# Dataset excerpt:
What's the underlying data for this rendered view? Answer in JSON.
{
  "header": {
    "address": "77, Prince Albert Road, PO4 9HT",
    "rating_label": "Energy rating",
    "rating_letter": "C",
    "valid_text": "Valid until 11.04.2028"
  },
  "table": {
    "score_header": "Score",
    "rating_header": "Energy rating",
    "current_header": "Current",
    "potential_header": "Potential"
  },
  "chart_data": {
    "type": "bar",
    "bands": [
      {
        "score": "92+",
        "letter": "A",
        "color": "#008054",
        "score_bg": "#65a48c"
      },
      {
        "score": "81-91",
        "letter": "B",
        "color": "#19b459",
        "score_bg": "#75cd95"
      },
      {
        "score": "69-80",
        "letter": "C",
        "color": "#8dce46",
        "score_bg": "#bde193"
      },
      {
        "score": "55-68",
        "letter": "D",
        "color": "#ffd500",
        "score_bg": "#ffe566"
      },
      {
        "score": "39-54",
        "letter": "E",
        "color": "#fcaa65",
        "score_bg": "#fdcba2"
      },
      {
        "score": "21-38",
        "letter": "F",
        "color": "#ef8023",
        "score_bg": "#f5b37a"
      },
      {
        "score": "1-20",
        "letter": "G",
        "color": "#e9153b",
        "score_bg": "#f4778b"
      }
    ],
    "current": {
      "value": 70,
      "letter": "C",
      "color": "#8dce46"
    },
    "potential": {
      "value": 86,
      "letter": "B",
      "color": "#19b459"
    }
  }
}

* * *

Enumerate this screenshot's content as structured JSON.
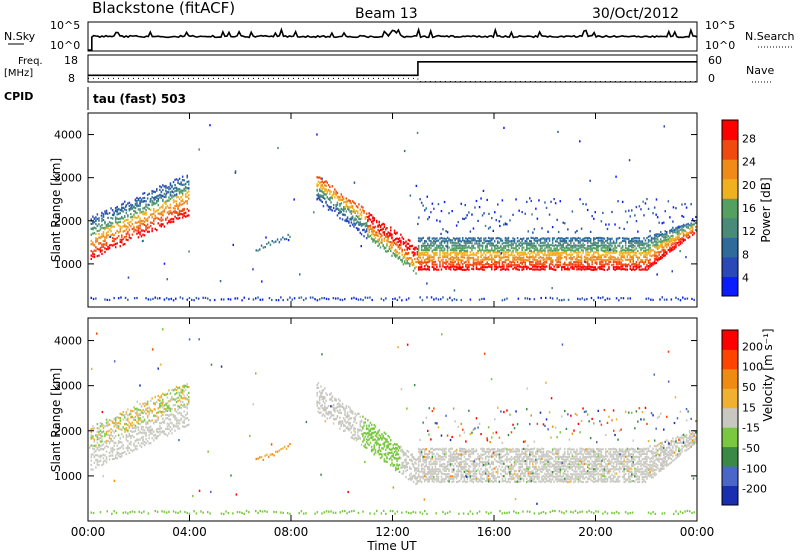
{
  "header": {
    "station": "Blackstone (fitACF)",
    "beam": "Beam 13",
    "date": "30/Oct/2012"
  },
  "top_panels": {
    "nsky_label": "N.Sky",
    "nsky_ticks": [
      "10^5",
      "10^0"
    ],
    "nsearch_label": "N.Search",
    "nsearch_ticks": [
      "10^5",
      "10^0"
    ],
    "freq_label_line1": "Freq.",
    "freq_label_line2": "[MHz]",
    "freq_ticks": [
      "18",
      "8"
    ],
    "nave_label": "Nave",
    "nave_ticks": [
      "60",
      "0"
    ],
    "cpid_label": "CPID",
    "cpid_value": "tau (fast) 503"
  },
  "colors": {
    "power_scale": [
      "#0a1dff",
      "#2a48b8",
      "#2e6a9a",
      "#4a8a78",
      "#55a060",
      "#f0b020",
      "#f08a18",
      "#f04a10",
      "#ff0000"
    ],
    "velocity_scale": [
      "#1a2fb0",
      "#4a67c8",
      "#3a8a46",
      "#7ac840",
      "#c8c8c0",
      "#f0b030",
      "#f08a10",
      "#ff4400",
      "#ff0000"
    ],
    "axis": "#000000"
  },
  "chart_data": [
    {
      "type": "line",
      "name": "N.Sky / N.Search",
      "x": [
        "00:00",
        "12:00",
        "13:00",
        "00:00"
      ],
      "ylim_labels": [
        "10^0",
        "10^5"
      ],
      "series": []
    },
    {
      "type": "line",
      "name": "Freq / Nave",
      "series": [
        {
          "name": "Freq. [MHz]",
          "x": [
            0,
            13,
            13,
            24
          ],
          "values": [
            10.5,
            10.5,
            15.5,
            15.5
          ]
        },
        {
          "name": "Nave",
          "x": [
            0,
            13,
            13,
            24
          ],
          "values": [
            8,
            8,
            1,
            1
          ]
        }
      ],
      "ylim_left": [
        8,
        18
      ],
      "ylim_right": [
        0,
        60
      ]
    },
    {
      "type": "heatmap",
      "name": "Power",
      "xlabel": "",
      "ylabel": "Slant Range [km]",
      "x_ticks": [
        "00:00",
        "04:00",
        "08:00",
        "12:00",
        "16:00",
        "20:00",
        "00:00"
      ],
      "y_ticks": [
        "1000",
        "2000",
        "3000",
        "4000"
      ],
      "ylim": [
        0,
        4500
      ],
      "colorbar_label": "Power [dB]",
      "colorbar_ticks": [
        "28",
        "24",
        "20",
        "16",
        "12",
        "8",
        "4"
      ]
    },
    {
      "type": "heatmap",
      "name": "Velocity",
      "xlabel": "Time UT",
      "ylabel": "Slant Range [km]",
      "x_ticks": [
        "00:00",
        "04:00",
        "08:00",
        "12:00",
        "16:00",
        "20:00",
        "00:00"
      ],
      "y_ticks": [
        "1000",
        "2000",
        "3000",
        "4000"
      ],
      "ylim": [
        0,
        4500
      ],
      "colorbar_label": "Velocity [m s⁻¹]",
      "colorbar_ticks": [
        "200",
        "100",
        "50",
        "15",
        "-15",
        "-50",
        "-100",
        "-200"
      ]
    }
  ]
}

# What the task asks:
Identify the lines in the records above that contain the word "name", then state how many there are and nothing more.

# Reply to the exercise:
6